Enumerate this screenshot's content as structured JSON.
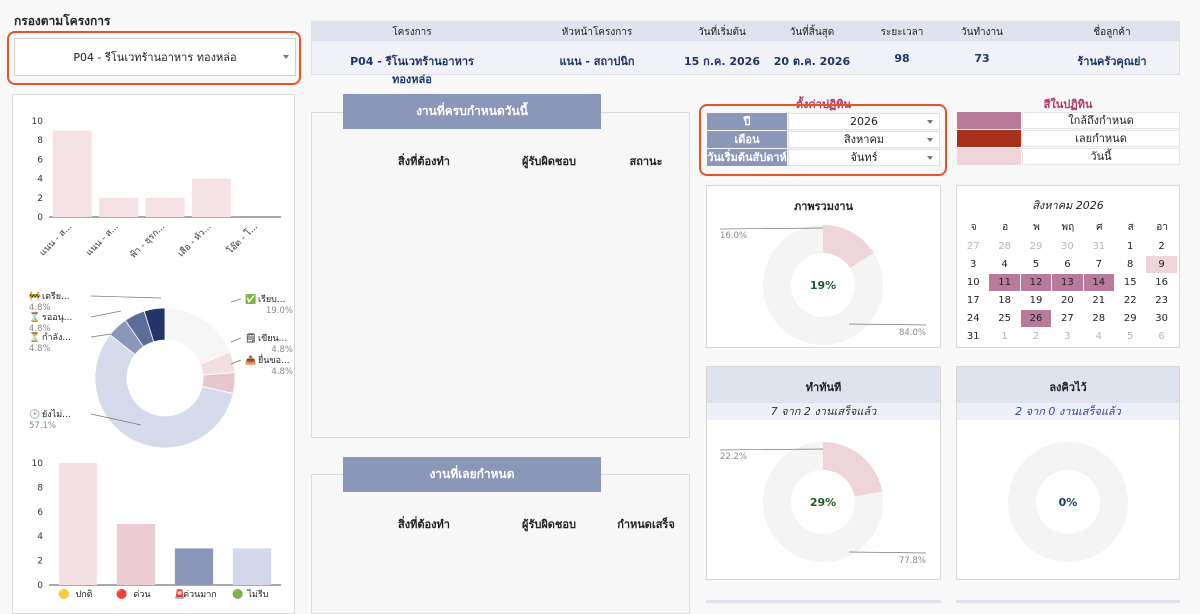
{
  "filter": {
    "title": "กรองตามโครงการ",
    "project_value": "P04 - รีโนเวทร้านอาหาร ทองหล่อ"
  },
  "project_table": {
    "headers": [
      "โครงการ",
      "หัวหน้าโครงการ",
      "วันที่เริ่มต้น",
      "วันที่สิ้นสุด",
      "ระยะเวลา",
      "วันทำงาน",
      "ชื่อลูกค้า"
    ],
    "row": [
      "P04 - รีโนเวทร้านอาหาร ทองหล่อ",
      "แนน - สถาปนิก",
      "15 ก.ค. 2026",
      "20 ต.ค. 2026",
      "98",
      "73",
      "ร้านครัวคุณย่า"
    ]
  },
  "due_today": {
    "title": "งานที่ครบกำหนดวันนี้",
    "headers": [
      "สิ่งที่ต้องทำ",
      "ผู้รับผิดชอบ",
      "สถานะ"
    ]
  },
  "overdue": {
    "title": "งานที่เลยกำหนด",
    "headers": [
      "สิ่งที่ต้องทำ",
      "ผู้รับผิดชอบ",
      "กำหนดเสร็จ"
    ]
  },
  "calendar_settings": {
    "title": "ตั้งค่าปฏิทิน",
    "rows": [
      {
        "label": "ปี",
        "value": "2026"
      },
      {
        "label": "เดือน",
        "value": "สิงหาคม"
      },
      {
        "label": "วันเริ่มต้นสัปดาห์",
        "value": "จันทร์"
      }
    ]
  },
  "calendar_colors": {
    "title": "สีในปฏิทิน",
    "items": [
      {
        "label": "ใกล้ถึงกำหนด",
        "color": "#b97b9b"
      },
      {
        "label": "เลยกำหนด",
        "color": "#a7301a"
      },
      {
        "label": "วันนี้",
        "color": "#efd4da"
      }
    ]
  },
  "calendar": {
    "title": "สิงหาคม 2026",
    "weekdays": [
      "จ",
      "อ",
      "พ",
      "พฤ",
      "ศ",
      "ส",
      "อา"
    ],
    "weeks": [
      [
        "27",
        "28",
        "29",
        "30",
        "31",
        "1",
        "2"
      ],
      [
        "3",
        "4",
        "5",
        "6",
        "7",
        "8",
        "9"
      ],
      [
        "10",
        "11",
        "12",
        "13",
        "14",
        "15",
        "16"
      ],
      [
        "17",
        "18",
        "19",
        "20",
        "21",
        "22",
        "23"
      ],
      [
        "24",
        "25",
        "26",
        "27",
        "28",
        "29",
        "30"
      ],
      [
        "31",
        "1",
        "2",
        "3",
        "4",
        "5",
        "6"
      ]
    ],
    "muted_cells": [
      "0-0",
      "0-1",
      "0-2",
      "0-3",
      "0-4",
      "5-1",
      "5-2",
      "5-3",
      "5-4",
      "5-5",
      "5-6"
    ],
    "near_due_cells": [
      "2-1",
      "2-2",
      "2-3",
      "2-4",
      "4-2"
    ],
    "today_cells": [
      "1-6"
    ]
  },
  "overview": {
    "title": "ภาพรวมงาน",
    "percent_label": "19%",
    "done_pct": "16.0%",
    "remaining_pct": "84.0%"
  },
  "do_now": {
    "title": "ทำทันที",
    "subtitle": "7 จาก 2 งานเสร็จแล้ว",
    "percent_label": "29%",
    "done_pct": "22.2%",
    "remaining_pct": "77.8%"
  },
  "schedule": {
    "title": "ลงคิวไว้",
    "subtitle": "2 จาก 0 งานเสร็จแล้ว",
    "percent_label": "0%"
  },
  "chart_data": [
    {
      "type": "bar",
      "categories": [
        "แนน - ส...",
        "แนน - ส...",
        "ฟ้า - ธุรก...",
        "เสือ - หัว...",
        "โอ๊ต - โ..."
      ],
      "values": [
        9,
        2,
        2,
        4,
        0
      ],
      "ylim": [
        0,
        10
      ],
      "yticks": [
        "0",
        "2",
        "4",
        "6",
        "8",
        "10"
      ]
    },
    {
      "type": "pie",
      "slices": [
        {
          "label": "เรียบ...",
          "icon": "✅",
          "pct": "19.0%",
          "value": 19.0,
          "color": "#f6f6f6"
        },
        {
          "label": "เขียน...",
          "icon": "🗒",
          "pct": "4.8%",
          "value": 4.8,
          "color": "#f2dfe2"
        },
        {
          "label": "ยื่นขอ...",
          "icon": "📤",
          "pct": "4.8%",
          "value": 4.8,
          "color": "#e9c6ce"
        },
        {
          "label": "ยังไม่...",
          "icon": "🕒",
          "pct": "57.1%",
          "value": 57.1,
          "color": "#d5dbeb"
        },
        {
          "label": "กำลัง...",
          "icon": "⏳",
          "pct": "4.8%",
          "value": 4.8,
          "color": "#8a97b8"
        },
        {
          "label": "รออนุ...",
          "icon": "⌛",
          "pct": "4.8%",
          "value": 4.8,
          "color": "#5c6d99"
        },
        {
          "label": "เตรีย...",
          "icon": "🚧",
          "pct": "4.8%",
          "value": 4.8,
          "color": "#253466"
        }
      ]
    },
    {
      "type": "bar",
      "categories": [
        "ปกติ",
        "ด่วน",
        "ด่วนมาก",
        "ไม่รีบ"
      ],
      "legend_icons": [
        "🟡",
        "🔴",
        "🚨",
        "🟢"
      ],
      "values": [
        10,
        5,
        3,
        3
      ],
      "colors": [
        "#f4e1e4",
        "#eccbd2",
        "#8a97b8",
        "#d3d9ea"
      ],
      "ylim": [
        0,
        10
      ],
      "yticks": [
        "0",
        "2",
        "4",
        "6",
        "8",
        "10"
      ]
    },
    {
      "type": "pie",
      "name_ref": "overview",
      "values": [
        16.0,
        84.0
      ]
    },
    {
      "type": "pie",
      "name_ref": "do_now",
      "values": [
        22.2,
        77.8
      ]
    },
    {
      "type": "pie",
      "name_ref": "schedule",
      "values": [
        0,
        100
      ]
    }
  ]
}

----------

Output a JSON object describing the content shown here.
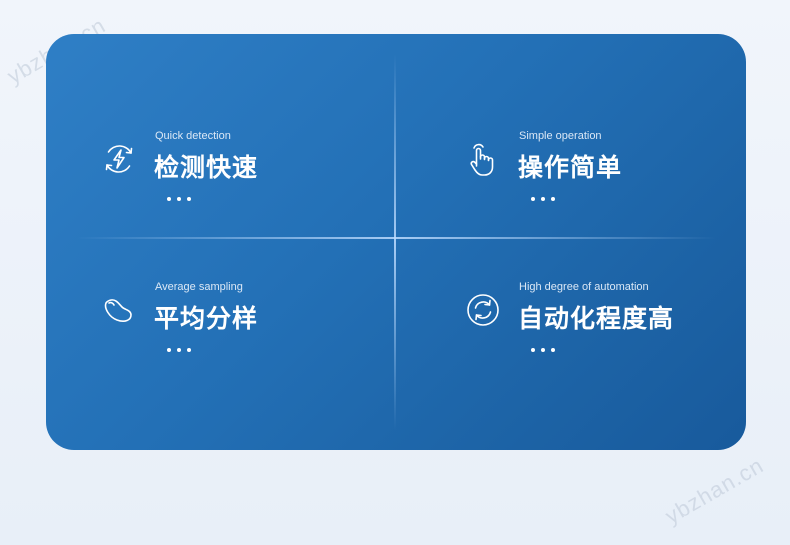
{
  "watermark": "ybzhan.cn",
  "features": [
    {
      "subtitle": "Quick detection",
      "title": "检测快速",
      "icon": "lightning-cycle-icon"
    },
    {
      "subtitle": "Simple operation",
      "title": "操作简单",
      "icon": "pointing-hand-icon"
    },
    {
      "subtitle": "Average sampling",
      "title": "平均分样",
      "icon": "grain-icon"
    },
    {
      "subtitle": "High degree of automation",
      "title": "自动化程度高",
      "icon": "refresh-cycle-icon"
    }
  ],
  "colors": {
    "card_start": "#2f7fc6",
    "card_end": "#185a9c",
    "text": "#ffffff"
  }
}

----------

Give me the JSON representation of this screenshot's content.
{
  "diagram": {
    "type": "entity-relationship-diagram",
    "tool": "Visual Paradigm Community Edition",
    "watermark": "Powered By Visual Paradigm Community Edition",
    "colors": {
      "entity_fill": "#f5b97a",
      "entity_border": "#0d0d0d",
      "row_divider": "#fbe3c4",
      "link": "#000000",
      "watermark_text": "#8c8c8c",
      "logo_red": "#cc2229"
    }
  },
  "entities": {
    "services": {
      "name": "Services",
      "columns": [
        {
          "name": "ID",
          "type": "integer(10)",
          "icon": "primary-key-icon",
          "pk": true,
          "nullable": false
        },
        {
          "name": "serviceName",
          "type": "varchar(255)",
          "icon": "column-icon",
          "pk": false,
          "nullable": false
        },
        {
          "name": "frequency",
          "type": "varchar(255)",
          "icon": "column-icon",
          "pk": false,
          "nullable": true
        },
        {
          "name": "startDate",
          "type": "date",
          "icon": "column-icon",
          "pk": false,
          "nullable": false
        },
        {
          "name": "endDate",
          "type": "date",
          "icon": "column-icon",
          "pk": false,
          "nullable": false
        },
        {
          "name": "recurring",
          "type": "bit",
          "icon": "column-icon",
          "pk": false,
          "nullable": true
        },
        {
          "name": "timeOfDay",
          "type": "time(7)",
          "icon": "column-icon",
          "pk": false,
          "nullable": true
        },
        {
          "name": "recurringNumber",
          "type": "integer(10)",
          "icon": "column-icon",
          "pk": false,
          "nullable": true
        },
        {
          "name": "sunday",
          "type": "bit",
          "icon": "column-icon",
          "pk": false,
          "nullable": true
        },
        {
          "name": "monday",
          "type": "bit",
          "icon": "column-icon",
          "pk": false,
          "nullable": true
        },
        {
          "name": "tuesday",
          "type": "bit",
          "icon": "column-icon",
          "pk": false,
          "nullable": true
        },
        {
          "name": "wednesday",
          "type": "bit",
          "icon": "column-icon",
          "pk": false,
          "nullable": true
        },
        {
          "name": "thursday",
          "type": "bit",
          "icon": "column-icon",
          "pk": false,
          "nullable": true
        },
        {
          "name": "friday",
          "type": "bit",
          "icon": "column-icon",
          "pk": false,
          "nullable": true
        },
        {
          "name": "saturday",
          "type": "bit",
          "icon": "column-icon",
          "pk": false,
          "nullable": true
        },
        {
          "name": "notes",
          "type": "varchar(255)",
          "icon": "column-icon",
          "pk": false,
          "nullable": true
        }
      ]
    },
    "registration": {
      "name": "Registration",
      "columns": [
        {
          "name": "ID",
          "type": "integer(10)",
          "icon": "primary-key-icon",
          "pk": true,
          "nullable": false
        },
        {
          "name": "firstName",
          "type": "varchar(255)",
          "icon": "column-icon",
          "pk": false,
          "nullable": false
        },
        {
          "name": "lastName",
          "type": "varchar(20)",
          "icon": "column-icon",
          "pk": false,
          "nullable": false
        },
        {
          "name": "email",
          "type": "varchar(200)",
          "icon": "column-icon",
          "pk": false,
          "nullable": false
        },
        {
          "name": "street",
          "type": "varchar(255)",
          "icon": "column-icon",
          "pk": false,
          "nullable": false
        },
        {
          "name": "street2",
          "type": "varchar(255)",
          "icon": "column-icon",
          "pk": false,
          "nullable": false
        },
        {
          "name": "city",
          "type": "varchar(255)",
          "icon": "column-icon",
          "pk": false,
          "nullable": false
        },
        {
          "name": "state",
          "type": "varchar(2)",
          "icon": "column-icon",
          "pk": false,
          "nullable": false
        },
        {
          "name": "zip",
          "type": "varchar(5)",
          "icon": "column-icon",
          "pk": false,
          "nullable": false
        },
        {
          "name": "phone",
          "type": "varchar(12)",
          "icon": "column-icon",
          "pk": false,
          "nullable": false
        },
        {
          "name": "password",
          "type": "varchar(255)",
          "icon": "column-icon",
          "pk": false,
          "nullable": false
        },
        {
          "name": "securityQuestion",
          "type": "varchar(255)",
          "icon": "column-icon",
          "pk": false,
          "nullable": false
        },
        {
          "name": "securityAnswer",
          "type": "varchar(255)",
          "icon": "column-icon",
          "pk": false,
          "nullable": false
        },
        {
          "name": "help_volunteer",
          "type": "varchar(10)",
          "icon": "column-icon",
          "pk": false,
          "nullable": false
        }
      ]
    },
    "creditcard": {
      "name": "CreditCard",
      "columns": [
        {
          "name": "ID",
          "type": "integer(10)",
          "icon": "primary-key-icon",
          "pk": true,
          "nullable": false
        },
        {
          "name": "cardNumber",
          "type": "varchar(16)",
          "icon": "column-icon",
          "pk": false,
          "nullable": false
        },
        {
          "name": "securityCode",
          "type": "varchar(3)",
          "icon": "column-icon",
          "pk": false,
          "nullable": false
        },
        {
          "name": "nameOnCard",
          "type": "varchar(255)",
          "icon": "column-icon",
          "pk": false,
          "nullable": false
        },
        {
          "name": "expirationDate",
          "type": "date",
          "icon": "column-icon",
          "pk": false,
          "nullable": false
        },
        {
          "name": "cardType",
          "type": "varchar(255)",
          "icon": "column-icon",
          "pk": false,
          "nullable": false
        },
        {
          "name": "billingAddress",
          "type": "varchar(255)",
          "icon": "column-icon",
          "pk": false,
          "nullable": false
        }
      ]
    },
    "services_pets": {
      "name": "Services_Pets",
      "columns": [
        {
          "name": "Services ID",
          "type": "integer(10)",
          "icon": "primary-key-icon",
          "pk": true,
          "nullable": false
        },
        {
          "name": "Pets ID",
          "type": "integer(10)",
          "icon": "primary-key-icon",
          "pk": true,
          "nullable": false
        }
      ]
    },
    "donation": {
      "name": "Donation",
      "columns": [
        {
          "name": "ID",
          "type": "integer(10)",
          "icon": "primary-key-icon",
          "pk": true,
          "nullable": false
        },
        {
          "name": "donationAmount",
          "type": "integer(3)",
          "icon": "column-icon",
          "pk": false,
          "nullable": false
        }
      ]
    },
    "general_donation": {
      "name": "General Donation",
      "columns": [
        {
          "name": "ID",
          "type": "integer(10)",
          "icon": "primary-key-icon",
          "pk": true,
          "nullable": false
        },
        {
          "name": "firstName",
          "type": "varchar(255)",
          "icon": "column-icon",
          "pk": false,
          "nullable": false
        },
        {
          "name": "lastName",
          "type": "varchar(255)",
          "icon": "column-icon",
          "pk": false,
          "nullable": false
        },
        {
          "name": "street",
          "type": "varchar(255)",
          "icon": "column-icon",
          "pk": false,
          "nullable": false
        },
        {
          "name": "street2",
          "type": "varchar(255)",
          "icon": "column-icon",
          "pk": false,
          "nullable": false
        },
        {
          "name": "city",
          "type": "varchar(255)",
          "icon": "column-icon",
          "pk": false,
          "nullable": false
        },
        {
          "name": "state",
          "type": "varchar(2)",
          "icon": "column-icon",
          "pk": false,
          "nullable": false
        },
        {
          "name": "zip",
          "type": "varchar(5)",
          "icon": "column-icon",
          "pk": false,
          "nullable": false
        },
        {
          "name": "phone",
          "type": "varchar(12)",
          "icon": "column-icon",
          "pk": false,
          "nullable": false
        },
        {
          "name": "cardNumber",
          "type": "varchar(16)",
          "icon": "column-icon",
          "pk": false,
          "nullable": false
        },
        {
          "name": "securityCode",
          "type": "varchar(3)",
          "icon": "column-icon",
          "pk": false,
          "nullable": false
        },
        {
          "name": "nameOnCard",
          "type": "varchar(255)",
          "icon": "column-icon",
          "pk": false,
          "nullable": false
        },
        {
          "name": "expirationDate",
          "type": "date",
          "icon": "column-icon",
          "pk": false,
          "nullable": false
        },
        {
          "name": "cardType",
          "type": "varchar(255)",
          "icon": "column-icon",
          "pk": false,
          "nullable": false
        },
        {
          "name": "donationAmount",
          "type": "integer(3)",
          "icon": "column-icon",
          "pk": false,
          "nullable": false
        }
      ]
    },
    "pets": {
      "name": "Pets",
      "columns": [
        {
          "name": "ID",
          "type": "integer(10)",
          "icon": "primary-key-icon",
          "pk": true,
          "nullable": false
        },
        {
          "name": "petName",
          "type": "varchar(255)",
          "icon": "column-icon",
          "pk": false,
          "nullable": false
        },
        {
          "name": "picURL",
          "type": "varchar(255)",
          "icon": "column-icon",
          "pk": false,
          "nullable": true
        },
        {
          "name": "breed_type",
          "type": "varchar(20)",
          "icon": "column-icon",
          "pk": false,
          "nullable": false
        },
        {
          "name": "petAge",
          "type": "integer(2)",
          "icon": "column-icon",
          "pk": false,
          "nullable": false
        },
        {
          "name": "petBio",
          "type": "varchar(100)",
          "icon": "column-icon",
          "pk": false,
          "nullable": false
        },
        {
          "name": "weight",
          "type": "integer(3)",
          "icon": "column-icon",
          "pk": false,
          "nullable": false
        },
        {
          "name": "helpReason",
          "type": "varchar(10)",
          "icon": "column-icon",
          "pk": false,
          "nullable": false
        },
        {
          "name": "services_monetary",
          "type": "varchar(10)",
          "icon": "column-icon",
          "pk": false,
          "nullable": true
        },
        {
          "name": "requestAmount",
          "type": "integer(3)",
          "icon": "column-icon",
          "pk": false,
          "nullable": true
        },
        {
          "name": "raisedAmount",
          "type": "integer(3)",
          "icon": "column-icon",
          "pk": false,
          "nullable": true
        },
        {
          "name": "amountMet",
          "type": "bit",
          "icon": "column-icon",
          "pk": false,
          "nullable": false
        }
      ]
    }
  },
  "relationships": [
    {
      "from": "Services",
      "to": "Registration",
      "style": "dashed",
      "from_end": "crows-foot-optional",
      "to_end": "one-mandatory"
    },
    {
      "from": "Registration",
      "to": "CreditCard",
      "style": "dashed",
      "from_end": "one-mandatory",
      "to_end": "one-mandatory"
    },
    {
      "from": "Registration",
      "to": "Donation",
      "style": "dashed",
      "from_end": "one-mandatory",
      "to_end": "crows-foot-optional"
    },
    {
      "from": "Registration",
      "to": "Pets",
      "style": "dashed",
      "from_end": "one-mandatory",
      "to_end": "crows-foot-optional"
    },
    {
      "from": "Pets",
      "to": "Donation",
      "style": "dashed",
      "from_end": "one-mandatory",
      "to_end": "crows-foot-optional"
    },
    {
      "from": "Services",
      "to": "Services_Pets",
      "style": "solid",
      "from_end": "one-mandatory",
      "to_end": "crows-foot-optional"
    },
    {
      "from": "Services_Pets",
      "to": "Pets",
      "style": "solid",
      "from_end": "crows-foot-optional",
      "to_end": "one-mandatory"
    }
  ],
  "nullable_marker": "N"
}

----------

Scan the listing above. Gather each line that contains the word "านอาหาร".

    "project_value": "P04 - รีโนเวทร้านอาหาร ทองหล่อ"
      "P04 - รีโนเวทร้านอาหาร ทองหล่อ",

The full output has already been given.